* O que fazer *
Quais pessoas são mencionadas pelo nome no texto extraído, que trata da teoria dos atos de comércio e da teoria da empresa? Liste todas.

* Texto extraído *
⁂
Como se percebe, a teoria dos atos de comércio se dotava de um quid de tipologia jurídica: enquadrava tipos de atos jurídicos como mercantis. Tipo, aqui, é palavra derivada de Tatbestand — Francisco Cavalcanti Pontes de Miranda preferiu traduzir referida palavra para “suporte fático”[4]; os penalistas optaram falar em “tipo”[5]. Em suma: o mundo jurídico empresarial tinha uma facticidade jurídica pré-delimitada na arquitetura dura do feixe de existência dos atos jurídicos. O ato, com seus elementos de suporte fático, era tido por empresarial.
Com a teoria da empresa, o regime jurídico empresarial passa a ser oxigenado por uma visão menos apegada à arquitetura da existência de um ato jurídico. “Empresa” passa a ser vista como atividade. E será empresário quem exercer empresa. Trata-se de um aspecto dinâmico, i. e., “um feixe coordenado de relações jurídicas contratuais estabelecidas pelo empresário com a finalidade de organização dos fatores de produção e circulação dos bens ou serviços por ele produzidos ou distribuídos”[6]. É dizer: “a fase atual do Direito Empresarial tem por foco, não mais, apenas, a figura da empresa, mas sim o binômio atividades empresárias-mercado. É neste prisma que se passa a cogitar da chamada ordem jurídica do mercado, já que, a partir de então, estuda-se a empresa em um contexto dinâmico, considerando-se o mercado, colocando-o como foco central desta disciplina jurídica. Seria o caso, novamente, de se perquirir acerca da necessidade de modificação da nomenclatura deste ramo do direito”[7].
Essa alteração de espectro jurídico exibe bem o acerto da crítica de Flávio Morgenstern à insistência da tese da “deturpação de Marx”: o jogo econômico do século XIX não é o mesmo do século XX[8]. E tudo já é muito diferente no século XXI. Quem ler Das Kapital terá de admitir que o processo de produção do capital [tema do Livro 1 de “O Capital”, de Marx] e que a circulação do capital [Livro 2] dos oitocentos são bem diversos dos atuais. Se se quiser falar de “luta de classes”, teremos de nos perguntar: “luta” de quem? A que “classe social” — no duro espectro marxista — este que vos escreve pertence? O que é “proletário”? E o que é “capitalista”? Tudo se resume a “trabalhadores” e “patrões”?
⁂
* Listagem fornecida *
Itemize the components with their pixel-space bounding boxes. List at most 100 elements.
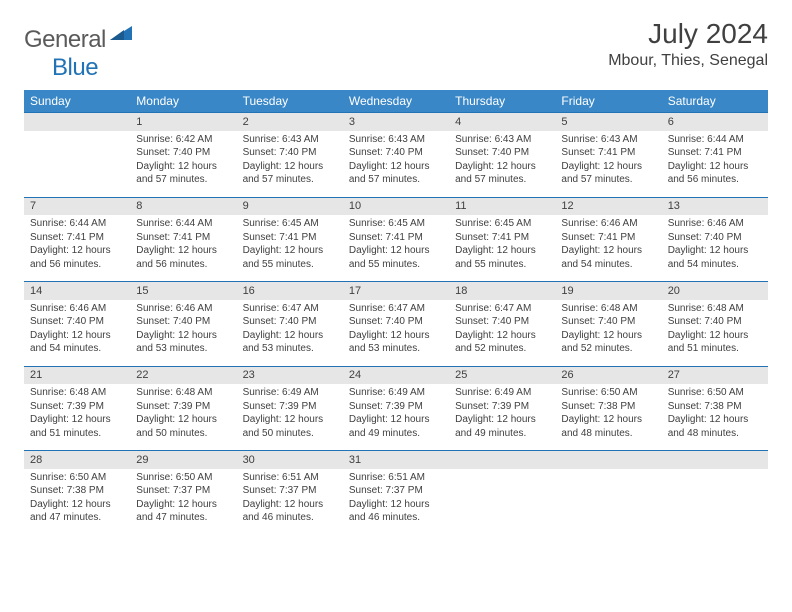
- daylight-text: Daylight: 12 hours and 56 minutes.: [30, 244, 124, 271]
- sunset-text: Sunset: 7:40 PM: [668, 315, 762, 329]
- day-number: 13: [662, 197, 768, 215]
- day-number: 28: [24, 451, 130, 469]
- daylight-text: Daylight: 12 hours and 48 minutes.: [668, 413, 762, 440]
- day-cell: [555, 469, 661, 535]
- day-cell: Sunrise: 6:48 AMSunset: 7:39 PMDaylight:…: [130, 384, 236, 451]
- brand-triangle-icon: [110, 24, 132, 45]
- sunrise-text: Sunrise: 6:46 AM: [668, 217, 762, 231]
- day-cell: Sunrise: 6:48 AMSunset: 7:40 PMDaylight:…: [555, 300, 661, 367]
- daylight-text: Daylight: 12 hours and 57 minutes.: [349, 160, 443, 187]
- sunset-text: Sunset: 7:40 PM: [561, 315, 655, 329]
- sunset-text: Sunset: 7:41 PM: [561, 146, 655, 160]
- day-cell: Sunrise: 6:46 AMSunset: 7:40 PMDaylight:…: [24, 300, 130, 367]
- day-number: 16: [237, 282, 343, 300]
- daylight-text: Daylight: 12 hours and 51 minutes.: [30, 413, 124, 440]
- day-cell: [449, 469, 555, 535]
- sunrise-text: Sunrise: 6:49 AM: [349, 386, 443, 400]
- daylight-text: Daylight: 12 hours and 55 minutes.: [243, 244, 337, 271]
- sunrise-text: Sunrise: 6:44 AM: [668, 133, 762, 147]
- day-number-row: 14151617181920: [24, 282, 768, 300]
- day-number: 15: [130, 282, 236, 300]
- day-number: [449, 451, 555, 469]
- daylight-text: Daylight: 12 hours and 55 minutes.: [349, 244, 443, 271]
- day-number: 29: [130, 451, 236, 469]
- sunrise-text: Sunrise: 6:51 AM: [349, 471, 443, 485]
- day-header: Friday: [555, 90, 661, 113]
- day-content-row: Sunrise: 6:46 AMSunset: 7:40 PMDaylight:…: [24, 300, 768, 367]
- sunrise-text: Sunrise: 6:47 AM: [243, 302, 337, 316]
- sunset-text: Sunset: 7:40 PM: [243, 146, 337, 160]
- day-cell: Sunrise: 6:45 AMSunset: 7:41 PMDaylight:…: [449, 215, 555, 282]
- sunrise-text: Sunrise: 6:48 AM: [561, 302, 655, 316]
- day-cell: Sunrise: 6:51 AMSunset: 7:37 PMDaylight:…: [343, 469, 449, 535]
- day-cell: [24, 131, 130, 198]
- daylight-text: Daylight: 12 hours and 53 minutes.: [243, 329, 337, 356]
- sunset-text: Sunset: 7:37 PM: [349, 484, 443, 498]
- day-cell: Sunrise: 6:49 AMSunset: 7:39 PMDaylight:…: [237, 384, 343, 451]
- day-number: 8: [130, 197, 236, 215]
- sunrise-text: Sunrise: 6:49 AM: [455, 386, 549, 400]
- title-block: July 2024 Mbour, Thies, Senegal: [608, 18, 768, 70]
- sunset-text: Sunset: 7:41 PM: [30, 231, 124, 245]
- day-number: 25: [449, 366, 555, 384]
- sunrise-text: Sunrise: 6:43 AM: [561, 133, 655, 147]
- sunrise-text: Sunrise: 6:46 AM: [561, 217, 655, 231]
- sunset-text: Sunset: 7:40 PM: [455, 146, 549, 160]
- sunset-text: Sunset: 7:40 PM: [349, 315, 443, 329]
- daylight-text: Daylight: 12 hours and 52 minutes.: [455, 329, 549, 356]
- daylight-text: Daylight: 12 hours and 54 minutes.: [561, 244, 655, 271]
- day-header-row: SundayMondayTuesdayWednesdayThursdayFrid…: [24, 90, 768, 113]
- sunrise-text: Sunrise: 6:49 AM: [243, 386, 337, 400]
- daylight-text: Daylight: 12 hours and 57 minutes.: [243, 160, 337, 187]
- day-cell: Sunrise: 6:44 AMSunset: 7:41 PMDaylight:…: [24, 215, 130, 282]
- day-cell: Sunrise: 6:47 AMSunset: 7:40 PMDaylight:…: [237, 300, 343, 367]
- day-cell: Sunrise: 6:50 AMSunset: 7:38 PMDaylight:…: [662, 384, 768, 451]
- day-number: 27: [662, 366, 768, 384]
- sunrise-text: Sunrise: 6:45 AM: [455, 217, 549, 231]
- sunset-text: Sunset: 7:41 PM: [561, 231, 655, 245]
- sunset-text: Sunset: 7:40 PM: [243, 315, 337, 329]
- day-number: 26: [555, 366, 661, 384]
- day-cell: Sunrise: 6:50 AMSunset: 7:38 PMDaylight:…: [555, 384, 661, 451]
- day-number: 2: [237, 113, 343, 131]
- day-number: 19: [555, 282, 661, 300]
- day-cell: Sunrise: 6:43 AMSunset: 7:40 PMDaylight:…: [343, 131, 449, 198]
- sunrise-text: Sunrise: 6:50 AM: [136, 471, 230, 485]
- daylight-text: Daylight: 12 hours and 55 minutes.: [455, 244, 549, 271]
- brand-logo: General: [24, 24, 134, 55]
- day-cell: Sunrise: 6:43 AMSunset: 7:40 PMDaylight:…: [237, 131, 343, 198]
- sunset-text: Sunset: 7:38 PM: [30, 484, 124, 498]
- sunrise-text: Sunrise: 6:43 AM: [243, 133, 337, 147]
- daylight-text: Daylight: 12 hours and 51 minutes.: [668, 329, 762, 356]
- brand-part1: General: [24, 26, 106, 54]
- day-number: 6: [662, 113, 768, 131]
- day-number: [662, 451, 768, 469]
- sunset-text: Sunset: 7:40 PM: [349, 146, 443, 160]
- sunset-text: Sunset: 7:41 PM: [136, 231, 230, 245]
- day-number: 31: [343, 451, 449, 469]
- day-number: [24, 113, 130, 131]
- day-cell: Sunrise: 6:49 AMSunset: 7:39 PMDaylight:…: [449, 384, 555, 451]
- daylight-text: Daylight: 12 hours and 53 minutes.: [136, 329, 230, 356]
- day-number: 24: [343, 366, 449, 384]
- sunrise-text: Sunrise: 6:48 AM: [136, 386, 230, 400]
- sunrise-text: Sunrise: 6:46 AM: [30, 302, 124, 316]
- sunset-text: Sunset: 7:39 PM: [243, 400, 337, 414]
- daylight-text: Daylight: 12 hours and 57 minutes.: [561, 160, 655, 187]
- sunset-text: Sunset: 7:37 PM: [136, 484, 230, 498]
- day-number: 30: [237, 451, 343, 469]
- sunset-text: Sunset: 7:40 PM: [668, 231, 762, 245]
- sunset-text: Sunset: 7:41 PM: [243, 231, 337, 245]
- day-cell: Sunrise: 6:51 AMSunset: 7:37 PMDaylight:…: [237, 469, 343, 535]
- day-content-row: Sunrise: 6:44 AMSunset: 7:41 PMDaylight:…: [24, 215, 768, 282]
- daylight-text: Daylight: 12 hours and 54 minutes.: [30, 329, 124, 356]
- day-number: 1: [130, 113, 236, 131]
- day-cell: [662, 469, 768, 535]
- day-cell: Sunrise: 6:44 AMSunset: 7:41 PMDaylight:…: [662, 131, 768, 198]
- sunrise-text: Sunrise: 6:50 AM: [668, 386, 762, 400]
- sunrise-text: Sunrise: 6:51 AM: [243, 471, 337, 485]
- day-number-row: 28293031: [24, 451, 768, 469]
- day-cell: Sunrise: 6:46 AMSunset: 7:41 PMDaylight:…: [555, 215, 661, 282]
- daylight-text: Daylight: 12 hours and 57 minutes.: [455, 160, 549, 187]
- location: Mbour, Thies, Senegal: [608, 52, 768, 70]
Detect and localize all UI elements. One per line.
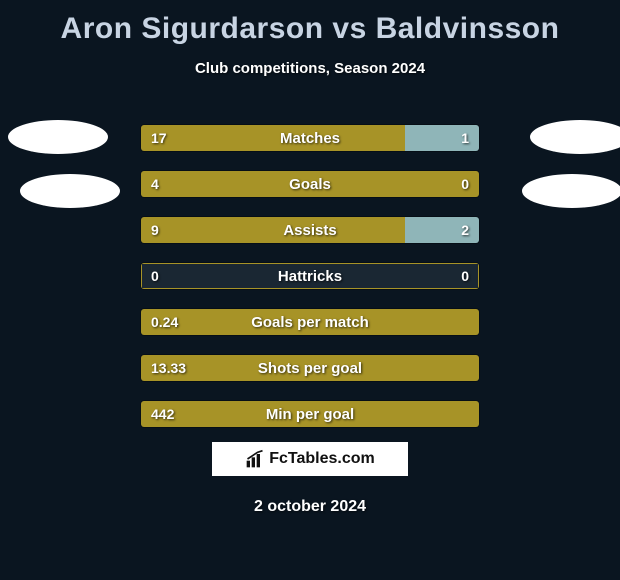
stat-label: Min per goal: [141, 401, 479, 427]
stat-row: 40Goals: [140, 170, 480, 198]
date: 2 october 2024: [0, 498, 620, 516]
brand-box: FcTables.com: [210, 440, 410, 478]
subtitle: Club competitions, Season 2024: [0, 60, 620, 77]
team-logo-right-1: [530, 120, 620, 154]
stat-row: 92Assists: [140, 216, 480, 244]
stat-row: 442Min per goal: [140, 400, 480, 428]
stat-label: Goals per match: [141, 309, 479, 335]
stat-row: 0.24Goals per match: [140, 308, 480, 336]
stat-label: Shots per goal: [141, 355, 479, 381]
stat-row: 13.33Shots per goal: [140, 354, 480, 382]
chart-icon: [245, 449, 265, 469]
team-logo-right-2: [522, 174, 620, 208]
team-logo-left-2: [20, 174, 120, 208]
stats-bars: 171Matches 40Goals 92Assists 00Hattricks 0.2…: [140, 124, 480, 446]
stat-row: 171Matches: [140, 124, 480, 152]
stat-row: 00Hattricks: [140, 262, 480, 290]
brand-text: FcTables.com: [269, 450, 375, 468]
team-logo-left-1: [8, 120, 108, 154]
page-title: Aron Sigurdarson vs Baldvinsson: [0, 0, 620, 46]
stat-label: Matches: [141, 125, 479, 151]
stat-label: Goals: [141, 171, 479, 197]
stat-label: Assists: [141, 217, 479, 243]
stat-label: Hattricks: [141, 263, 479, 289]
⁂
* Resultado da tarefa *
- Francisco Cavalcanti Pontes de Miranda
- Flávio Morgenstern
- Marx